◆ EXERCISE MATERIALS
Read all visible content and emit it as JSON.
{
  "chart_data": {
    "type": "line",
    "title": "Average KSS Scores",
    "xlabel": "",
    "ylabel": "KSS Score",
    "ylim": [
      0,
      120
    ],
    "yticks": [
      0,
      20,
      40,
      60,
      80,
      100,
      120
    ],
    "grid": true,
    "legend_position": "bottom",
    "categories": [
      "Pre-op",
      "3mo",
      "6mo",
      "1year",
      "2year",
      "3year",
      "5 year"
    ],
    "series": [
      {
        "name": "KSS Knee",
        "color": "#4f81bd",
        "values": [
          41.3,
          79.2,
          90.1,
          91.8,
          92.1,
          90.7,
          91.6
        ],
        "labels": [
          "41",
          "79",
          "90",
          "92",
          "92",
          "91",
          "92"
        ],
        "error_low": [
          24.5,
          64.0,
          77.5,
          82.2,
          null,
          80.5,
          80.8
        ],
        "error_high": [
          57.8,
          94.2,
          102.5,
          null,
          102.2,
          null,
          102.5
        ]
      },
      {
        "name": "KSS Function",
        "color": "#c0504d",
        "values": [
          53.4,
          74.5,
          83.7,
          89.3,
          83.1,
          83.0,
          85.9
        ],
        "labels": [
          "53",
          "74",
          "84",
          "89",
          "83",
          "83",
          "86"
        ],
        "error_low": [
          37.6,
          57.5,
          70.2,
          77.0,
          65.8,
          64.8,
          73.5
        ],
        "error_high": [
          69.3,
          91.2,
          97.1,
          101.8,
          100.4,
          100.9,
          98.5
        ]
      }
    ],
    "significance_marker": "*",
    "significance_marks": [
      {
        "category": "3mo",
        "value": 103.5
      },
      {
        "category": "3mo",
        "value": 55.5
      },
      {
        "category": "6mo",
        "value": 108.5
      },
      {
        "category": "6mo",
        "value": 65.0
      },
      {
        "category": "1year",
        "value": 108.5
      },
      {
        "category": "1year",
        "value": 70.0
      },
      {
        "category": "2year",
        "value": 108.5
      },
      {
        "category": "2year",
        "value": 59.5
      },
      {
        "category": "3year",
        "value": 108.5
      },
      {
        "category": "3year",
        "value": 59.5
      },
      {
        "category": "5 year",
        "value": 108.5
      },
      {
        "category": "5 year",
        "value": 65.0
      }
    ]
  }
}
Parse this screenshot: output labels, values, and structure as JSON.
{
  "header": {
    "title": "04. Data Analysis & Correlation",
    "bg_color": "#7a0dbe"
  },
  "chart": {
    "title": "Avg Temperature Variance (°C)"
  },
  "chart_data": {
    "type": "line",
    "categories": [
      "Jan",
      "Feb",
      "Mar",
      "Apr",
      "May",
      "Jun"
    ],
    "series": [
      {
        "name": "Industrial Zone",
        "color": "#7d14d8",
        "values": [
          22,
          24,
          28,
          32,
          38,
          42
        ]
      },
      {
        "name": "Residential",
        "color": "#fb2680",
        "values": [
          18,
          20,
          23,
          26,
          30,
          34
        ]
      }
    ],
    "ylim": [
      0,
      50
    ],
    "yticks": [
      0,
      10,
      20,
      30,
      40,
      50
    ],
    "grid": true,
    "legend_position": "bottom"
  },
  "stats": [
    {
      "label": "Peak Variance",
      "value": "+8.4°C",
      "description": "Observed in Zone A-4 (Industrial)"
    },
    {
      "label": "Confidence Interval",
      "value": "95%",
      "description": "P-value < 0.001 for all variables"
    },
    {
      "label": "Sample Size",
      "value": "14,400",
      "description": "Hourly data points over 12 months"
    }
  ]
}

◆ OBJECTIVE
Extract from the material all lines containing the string "title".

◆ FINISHED ANSWER
    "title": "Average KSS Scores",
    "title": "04. Data Analysis & Correlation",
    "title": "Avg Temperature Variance (°C)"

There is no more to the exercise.